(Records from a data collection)
○ ○ ○ ○ ○ ○ ○

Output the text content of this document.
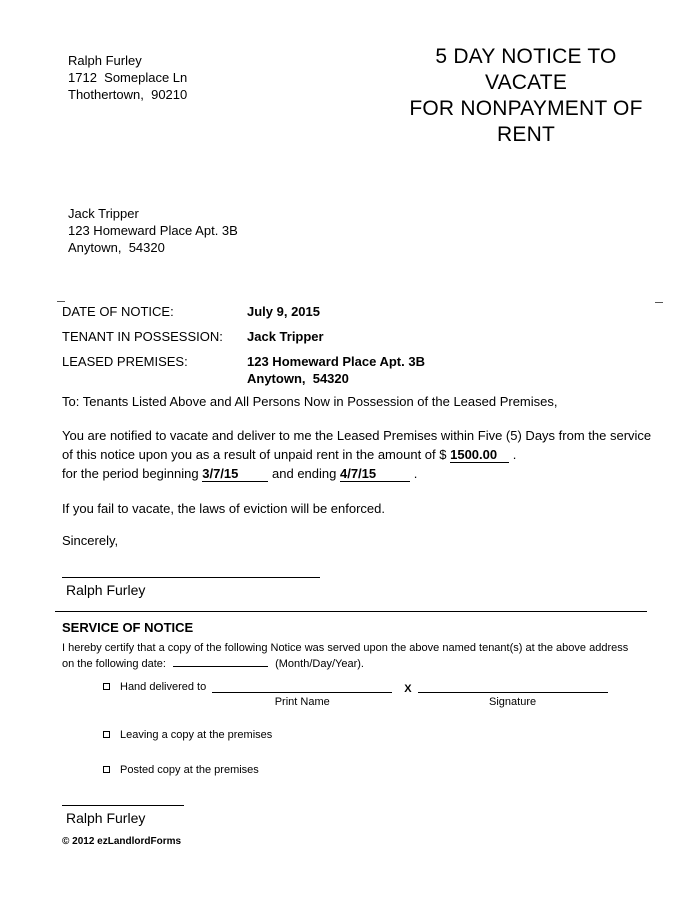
Ralph Furley
1712  Someplace Ln
Thothertown,  90210
5 DAY NOTICE TO VACATE
FOR NONPAYMENT OF RENT
Jack Tripper
123 Homeward Place Apt. 3B
Anytown,  54320
DATE OF NOTICE:	July 9, 2015
TENANT IN POSSESSION:	Jack Tripper
LEASED PREMISES:	123 Homeward Place Apt. 3B
Anytown,  54320
To: Tenants Listed Above and All Persons Now in Possession of the Leased Premises,
You are notified to vacate and deliver to me the Leased Premises within Five (5) Days from the service of this notice upon you as a result of unpaid rent in the amount of $ 1500.00 .
for the period beginning 3/7/15	and ending 4/7/15	.
If you fail to vacate, the laws of eviction will be enforced.
Sincerely,
Ralph Furley
SERVICE OF NOTICE
I hereby certify that a copy of the following Notice was served upon the above named tenant(s) at the above address on the following date:	(Month/Day/Year).
Hand delivered to
Print Name
X
Signature
Leaving a copy at the premises
Posted copy at the premises
Ralph Furley
© 2012 ezLandlordForms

○ ○ ○ ○ ○ ○ ○

§ **Set task**
Write out the whole listing again, exactly, with no pictures.

§ **Solution to this task**
Output the text content of this document.
Ralph Furley
1712  Someplace Ln
Thothertown,  90210
5 DAY NOTICE TO VACATE
FOR NONPAYMENT OF RENT
Jack Tripper
123 Homeward Place Apt. 3B
Anytown,  54320
DATE OF NOTICE:	July 9, 2015
TENANT IN POSSESSION:	Jack Tripper
LEASED PREMISES:	123 Homeward Place Apt. 3B
Anytown,  54320
To: Tenants Listed Above and All Persons Now in Possession of the Leased Premises,
You are notified to vacate and deliver to me the Leased Premises within Five (5) Days from the service of this notice upon you as a result of unpaid rent in the amount of $ 1500.00 .
for the period beginning 3/7/15	and ending 4/7/15	.
If you fail to vacate, the laws of eviction will be enforced.
Sincerely,
Ralph Furley
SERVICE OF NOTICE
I hereby certify that a copy of the following Notice was served upon the above named tenant(s) at the above address on the following date:	(Month/Day/Year).
Hand delivered to
Print Name
X
Signature
Leaving a copy at the premises
Posted copy at the premises
Ralph Furley
© 2012 ezLandlordForms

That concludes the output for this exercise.